* What is expected *
Return the listing below word for word.

* Records *

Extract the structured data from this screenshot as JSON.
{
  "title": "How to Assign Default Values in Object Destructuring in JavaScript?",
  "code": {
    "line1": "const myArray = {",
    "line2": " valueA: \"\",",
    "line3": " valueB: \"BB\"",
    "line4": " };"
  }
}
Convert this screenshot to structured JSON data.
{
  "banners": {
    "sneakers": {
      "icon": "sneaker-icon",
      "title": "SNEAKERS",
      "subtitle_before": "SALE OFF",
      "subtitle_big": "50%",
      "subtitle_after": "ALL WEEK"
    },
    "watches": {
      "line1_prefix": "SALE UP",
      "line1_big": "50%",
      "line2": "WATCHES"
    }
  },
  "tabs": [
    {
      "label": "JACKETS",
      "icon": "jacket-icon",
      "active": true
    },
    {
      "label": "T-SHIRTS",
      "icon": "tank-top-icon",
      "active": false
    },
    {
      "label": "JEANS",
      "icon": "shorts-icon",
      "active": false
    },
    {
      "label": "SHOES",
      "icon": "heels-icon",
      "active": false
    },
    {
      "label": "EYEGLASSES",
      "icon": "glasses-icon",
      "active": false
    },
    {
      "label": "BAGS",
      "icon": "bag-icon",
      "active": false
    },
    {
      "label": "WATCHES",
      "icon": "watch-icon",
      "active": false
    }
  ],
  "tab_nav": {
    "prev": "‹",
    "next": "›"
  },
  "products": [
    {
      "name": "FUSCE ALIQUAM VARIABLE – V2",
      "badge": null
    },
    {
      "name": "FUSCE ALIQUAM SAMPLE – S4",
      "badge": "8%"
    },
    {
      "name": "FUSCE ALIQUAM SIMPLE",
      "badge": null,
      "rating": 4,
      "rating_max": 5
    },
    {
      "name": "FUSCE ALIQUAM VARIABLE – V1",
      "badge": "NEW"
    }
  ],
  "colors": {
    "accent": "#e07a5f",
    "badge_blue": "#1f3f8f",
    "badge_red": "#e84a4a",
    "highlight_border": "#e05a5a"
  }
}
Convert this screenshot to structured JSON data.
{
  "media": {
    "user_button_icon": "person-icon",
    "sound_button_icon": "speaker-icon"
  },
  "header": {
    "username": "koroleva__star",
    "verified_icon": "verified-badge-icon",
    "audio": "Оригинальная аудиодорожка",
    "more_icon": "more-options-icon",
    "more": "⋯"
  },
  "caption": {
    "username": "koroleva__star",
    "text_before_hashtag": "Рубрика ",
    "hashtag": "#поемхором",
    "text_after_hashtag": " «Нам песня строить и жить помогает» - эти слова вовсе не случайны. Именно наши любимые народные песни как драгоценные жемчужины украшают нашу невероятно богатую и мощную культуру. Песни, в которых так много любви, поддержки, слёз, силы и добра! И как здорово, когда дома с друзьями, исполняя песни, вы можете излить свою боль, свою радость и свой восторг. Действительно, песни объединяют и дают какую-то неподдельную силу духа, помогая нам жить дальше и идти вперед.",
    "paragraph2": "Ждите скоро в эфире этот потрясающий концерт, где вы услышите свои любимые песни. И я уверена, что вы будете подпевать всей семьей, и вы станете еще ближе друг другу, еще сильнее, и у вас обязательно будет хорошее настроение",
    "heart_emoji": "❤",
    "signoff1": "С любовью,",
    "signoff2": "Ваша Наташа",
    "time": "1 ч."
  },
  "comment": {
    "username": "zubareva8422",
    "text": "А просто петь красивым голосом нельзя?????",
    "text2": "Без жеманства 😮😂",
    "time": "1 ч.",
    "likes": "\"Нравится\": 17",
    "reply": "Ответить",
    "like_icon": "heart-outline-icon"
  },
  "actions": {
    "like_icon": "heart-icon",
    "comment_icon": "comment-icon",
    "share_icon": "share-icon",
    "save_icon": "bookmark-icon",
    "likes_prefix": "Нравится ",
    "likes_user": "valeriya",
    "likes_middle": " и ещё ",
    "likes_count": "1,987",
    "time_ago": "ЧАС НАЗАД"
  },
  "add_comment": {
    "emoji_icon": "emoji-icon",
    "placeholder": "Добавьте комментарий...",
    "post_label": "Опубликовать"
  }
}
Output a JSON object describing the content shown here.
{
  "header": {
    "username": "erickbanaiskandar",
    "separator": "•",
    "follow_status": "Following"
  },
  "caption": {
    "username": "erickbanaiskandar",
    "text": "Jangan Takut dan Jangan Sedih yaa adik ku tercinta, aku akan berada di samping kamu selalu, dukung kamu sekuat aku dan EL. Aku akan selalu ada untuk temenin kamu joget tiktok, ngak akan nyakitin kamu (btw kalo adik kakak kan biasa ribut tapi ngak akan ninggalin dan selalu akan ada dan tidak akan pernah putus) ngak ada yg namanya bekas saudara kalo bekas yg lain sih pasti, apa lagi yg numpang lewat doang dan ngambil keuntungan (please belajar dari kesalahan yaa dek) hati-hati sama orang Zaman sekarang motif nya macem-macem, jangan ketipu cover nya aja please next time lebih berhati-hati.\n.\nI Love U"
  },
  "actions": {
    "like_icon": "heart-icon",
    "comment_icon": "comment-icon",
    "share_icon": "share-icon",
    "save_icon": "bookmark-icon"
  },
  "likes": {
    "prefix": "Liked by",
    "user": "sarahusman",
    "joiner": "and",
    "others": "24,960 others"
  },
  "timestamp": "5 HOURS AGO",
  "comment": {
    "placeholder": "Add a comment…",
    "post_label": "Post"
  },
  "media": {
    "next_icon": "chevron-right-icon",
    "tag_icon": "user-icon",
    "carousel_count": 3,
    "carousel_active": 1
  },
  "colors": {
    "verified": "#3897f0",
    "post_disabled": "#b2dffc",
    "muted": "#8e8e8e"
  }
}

* Answer in full *
Extract the structured data from this screenshot as JSON.
{
  "title": "How to Assign Default Values in Object Destructuring in JavaScript?",
  "code": {
    "line1": "const myArray = {",
    "line2": " valueA: \"\",",
    "line3": " valueB: \"BB\"",
    "line4": " };"
  }
}
Convert this screenshot to structured JSON data.
{
  "banners": {
    "sneakers": {
      "icon": "sneaker-icon",
      "title": "SNEAKERS",
      "subtitle_before": "SALE OFF",
      "subtitle_big": "50%",
      "subtitle_after": "ALL WEEK"
    },
    "watches": {
      "line1_prefix": "SALE UP",
      "line1_big": "50%",
      "line2": "WATCHES"
    }
  },
  "tabs": [
    {
      "label": "JACKETS",
      "icon": "jacket-icon",
      "active": true
    },
    {
      "label": "T-SHIRTS",
      "icon": "tank-top-icon",
      "active": false
    },
    {
      "label": "JEANS",
      "icon": "shorts-icon",
      "active": false
    },
    {
      "label": "SHOES",
      "icon": "heels-icon",
      "active": false
    },
    {
      "label": "EYEGLASSES",
      "icon": "glasses-icon",
      "active": false
    },
    {
      "label": "BAGS",
      "icon": "bag-icon",
      "active": false
    },
    {
      "label": "WATCHES",
      "icon": "watch-icon",
      "active": false
    }
  ],
  "tab_nav": {
    "prev": "‹",
    "next": "›"
  },
  "products": [
    {
      "name": "FUSCE ALIQUAM VARIABLE – V2",
      "badge": null
    },
    {
      "name": "FUSCE ALIQUAM SAMPLE – S4",
      "badge": "8%"
    },
    {
      "name": "FUSCE ALIQUAM SIMPLE",
      "badge": null,
      "rating": 4,
      "rating_max": 5
    },
    {
      "name": "FUSCE ALIQUAM VARIABLE – V1",
      "badge": "NEW"
    }
  ],
  "colors": {
    "accent": "#e07a5f",
    "badge_blue": "#1f3f8f",
    "badge_red": "#e84a4a",
    "highlight_border": "#e05a5a"
  }
}
Convert this screenshot to structured JSON data.
{
  "media": {
    "user_button_icon": "person-icon",
    "sound_button_icon": "speaker-icon"
  },
  "header": {
    "username": "koroleva__star",
    "verified_icon": "verified-badge-icon",
    "audio": "Оригинальная аудиодорожка",
    "more_icon": "more-options-icon",
    "more": "⋯"
  },
  "caption": {
    "username": "koroleva__star",
    "text_before_hashtag": "Рубрика ",
    "hashtag": "#поемхором",
    "text_after_hashtag": " «Нам песня строить и жить помогает» - эти слова вовсе не случайны. Именно наши любимые народные песни как драгоценные жемчужины украшают нашу невероятно богатую и мощную культуру. Песни, в которых так много любви, поддержки, слёз, силы и добра! И как здорово, когда дома с друзьями, исполняя песни, вы можете излить свою боль, свою радость и свой восторг. Действительно, песни объединяют и дают какую-то неподдельную силу духа, помогая нам жить дальше и идти вперед.",
    "paragraph2": "Ждите скоро в эфире этот потрясающий концерт, где вы услышите свои любимые песни. И я уверена, что вы будете подпевать всей семьей, и вы станете еще ближе друг другу, еще сильнее, и у вас обязательно будет хорошее настроение",
    "heart_emoji": "❤",
    "signoff1": "С любовью,",
    "signoff2": "Ваша Наташа",
    "time": "1 ч."
  },
  "comment": {
    "username": "zubareva8422",
    "text": "А просто петь красивым голосом нельзя?????",
    "text2": "Без жеманства 😮😂",
    "time": "1 ч.",
    "likes": "\"Нравится\": 17",
    "reply": "Ответить",
    "like_icon": "heart-outline-icon"
  },
  "actions": {
    "like_icon": "heart-icon",
    "comment_icon": "comment-icon",
    "share_icon": "share-icon",
    "save_icon": "bookmark-icon",
    "likes_prefix": "Нравится ",
    "likes_user": "valeriya",
    "likes_middle": " и ещё ",
    "likes_count": "1,987",
    "time_ago": "ЧАС НАЗАД"
  },
  "add_comment": {
    "emoji_icon": "emoji-icon",
    "placeholder": "Добавьте комментарий...",
    "post_label": "Опубликовать"
  }
}
Output a JSON object describing the content shown here.
{
  "header": {
    "username": "erickbanaiskandar",
    "separator": "•",
    "follow_status": "Following"
  },
  "caption": {
    "username": "erickbanaiskandar",
    "text": "Jangan Takut dan Jangan Sedih yaa adik ku tercinta, aku akan berada di samping kamu selalu, dukung kamu sekuat aku dan EL. Aku akan selalu ada untuk temenin kamu joget tiktok, ngak akan nyakitin kamu (btw kalo adik kakak kan biasa ribut tapi ngak akan ninggalin dan selalu akan ada dan tidak akan pernah putus) ngak ada yg namanya bekas saudara kalo bekas yg lain sih pasti, apa lagi yg numpang lewat doang dan ngambil keuntungan (please belajar dari kesalahan yaa dek) hati-hati sama orang Zaman sekarang motif nya macem-macem, jangan ketipu cover nya aja please next time lebih berhati-hati.\n.\nI Love U"
  },
  "actions": {
    "like_icon": "heart-icon",
    "comment_icon": "comment-icon",
    "share_icon": "share-icon",
    "save_icon": "bookmark-icon"
  },
  "likes": {
    "prefix": "Liked by",
    "user": "sarahusman",
    "joiner": "and",
    "others": "24,960 others"
  },
  "timestamp": "5 HOURS AGO",
  "comment": {
    "placeholder": "Add a comment…",
    "post_label": "Post"
  },
  "media": {
    "next_icon": "chevron-right-icon",
    "tag_icon": "user-icon",
    "carousel_count": 3,
    "carousel_active": 1
  },
  "colors": {
    "verified": "#3897f0",
    "post_disabled": "#b2dffc",
    "muted": "#8e8e8e"
  }
}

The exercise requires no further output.